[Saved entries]
_ _ _ _ _

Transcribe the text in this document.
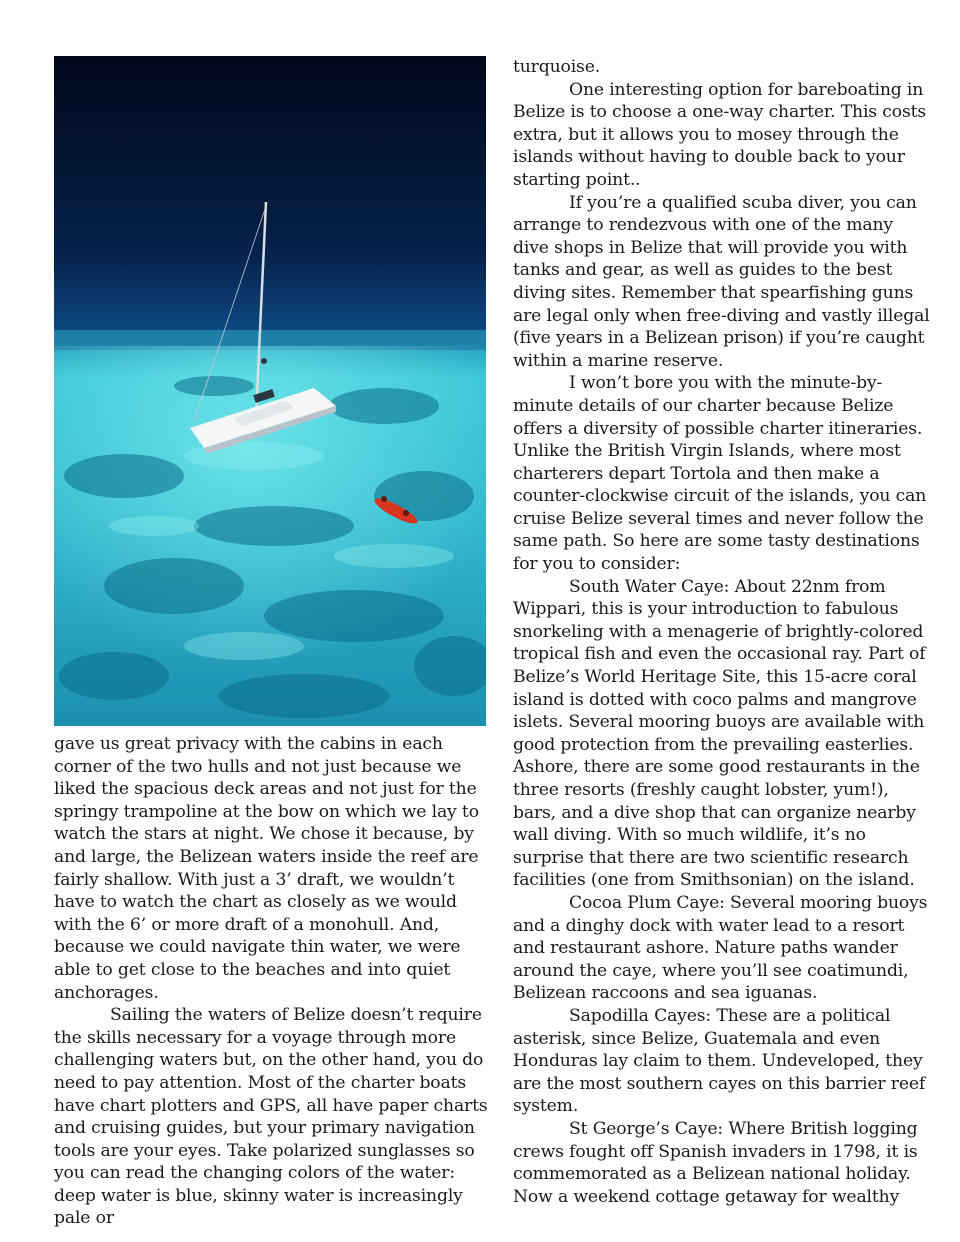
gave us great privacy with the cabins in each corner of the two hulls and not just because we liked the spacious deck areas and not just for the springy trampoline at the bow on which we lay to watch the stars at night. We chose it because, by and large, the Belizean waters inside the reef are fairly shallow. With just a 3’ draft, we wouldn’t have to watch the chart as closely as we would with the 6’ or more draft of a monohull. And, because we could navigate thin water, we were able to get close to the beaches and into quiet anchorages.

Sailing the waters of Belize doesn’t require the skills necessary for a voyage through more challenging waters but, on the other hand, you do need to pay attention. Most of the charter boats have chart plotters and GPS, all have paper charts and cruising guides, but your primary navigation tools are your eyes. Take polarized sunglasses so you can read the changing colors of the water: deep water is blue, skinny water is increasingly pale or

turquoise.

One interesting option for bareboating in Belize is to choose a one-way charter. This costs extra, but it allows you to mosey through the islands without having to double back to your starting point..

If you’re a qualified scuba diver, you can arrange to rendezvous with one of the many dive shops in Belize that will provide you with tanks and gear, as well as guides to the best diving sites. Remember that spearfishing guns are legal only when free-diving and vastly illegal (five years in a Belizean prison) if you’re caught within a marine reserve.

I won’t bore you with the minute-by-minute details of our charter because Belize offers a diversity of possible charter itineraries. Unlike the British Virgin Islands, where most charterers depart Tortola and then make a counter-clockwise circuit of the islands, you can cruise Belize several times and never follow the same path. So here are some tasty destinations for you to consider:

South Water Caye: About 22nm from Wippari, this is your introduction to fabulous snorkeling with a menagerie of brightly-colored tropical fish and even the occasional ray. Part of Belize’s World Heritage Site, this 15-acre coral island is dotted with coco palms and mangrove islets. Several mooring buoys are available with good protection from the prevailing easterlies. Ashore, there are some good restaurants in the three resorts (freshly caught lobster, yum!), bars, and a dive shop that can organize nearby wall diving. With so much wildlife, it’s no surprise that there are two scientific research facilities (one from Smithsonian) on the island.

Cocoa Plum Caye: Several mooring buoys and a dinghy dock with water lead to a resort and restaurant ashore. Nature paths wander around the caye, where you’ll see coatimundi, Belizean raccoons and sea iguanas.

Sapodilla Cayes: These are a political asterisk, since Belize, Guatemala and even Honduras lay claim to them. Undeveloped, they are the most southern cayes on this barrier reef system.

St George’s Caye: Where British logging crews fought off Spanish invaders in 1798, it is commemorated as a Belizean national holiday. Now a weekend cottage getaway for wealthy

_ _ _ _ _

Repeat the entries exactly and keep the pictures out of the copy.

* Result for this exercise
Transcribe the text in this document.
gave us great privacy with the cabins in each corner of the two hulls and not just because we liked the spacious deck areas and not just for the springy trampoline at the bow on which we lay to watch the stars at night. We chose it because, by and large, the Belizean waters inside the reef are fairly shallow. With just a 3’ draft, we wouldn’t have to watch the chart as closely as we would with the 6’ or more draft of a monohull. And, because we could navigate thin water, we were able to get close to the beaches and into quiet anchorages.

Sailing the waters of Belize doesn’t require the skills necessary for a voyage through more challenging waters but, on the other hand, you do need to pay attention. Most of the charter boats have chart plotters and GPS, all have paper charts and cruising guides, but your primary navigation tools are your eyes. Take polarized sunglasses so you can read the changing colors of the water: deep water is blue, skinny water is increasingly pale or

turquoise.

One interesting option for bareboating in Belize is to choose a one-way charter. This costs extra, but it allows you to mosey through the islands without having to double back to your starting point..

If you’re a qualified scuba diver, you can arrange to rendezvous with one of the many dive shops in Belize that will provide you with tanks and gear, as well as guides to the best diving sites. Remember that spearfishing guns are legal only when free-diving and vastly illegal (five years in a Belizean prison) if you’re caught within a marine reserve.

I won’t bore you with the minute-by-minute details of our charter because Belize offers a diversity of possible charter itineraries. Unlike the British Virgin Islands, where most charterers depart Tortola and then make a counter-clockwise circuit of the islands, you can cruise Belize several times and never follow the same path. So here are some tasty destinations for you to consider:

South Water Caye: About 22nm from Wippari, this is your introduction to fabulous snorkeling with a menagerie of brightly-colored tropical fish and even the occasional ray. Part of Belize’s World Heritage Site, this 15-acre coral island is dotted with coco palms and mangrove islets. Several mooring buoys are available with good protection from the prevailing easterlies. Ashore, there are some good restaurants in the three resorts (freshly caught lobster, yum!), bars, and a dive shop that can organize nearby wall diving. With so much wildlife, it’s no surprise that there are two scientific research facilities (one from Smithsonian) on the island.

Cocoa Plum Caye: Several mooring buoys and a dinghy dock with water lead to a resort and restaurant ashore. Nature paths wander around the caye, where you’ll see coatimundi, Belizean raccoons and sea iguanas.

Sapodilla Cayes: These are a political asterisk, since Belize, Guatemala and even Honduras lay claim to them. Undeveloped, they are the most southern cayes on this barrier reef system.

St George’s Caye: Where British logging crews fought off Spanish invaders in 1798, it is commemorated as a Belizean national holiday. Now a weekend cottage getaway for wealthy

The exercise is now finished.